-- BEGIN --

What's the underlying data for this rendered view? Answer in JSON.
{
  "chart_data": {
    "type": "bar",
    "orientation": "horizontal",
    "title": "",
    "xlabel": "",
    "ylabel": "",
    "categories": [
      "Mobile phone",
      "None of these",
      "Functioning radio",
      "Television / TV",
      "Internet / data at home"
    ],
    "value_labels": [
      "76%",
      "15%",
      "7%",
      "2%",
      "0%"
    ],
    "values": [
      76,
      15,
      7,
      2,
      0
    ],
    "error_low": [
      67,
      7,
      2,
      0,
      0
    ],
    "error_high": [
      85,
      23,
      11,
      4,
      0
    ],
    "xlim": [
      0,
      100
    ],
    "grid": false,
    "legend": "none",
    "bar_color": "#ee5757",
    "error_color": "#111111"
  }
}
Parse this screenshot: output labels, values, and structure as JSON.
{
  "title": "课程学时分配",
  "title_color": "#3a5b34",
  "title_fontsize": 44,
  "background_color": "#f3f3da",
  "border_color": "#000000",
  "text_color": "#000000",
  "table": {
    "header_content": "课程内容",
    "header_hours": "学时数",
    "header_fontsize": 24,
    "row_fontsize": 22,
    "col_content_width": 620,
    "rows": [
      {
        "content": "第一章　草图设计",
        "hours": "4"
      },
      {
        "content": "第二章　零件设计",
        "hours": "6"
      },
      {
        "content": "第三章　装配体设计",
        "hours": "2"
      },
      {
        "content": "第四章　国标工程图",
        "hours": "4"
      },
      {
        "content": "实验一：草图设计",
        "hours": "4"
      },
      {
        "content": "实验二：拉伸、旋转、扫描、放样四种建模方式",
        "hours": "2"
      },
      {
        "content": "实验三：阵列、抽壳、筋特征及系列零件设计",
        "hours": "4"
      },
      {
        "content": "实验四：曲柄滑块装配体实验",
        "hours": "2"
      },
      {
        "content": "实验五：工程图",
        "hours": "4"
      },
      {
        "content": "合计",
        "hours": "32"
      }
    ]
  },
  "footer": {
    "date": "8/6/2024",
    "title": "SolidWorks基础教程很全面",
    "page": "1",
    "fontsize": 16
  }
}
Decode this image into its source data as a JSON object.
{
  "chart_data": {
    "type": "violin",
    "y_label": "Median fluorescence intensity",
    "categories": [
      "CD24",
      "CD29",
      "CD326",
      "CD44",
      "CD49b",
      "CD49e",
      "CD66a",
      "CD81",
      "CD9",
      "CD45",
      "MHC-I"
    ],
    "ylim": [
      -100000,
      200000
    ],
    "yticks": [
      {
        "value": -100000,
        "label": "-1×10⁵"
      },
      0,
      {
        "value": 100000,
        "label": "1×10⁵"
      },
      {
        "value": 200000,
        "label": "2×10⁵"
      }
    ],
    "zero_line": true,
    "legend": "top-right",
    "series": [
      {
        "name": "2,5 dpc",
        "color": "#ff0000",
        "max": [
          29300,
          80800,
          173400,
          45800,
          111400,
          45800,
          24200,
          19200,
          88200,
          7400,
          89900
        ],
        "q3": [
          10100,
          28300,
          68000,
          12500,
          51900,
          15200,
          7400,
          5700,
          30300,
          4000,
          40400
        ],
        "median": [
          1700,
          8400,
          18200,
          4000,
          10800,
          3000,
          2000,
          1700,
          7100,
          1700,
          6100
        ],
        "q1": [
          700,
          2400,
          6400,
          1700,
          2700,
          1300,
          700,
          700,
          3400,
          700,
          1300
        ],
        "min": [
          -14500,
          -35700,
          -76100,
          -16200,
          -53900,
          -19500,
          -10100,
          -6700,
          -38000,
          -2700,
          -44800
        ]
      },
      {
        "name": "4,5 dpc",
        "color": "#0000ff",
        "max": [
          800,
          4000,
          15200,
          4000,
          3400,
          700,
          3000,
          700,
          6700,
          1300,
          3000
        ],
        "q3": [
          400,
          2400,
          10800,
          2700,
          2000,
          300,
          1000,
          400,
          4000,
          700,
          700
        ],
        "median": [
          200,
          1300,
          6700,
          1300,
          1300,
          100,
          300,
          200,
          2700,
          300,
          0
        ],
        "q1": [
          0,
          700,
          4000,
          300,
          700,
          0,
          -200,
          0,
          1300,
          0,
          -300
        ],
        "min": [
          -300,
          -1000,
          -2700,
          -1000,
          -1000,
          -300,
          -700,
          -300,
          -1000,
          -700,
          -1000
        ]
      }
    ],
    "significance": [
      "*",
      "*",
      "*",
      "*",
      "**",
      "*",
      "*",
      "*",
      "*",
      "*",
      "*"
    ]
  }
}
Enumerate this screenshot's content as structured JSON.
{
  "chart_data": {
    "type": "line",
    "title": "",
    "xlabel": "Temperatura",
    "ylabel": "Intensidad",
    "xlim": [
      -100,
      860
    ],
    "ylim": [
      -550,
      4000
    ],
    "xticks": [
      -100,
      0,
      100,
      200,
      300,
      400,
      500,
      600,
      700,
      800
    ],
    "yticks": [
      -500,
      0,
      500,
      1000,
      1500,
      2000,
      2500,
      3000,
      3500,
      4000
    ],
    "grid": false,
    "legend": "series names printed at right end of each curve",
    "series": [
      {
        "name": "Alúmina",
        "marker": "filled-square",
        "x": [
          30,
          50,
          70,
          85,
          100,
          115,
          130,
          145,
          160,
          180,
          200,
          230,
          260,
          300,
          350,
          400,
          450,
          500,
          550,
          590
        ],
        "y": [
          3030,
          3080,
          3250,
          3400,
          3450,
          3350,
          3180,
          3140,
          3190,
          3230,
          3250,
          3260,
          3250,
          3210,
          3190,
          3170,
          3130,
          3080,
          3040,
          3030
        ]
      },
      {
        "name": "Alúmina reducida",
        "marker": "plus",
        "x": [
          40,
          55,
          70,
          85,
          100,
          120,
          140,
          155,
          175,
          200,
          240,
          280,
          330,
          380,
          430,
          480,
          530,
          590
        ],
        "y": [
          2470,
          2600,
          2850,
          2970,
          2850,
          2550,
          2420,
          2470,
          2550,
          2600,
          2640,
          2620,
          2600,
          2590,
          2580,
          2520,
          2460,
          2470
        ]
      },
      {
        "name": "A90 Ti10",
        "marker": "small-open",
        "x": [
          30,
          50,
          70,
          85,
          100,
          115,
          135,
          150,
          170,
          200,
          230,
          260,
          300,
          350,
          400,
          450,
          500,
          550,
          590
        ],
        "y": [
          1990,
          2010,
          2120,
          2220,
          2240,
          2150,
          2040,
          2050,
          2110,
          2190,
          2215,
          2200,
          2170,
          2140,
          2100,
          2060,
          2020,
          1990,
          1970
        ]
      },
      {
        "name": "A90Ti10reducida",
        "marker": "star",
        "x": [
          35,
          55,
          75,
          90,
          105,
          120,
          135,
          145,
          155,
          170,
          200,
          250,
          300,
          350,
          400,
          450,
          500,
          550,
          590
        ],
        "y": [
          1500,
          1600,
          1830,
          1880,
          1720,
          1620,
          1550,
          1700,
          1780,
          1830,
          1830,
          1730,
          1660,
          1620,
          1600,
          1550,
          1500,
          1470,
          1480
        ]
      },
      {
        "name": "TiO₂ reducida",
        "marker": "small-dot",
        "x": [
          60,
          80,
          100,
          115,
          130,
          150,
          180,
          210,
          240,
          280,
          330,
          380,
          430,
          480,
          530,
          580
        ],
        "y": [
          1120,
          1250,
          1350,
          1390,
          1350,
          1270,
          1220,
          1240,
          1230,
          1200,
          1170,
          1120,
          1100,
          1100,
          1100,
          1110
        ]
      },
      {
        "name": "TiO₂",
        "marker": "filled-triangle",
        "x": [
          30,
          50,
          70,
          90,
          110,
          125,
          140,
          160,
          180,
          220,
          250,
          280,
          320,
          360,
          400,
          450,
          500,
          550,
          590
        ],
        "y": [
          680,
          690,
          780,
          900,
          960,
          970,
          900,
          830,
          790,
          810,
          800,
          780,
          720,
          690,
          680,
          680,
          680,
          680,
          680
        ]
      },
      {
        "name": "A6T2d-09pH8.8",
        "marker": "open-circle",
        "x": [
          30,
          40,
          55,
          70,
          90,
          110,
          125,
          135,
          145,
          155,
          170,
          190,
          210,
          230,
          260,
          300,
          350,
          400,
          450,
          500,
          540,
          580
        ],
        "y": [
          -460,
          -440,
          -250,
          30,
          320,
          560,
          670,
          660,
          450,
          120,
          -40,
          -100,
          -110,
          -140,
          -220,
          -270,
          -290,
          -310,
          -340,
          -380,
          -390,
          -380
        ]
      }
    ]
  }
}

-- END --

### Written exercise:
Show the lines of the material that contain the word "this".

### Response:
What's the underlying data for this rendered view? Answer in JSON.
Parse this screenshot: output labels, values, and structure as JSON.
Decode this image into its source data as a JSON object.
Enumerate this screenshot's content as structured JSON.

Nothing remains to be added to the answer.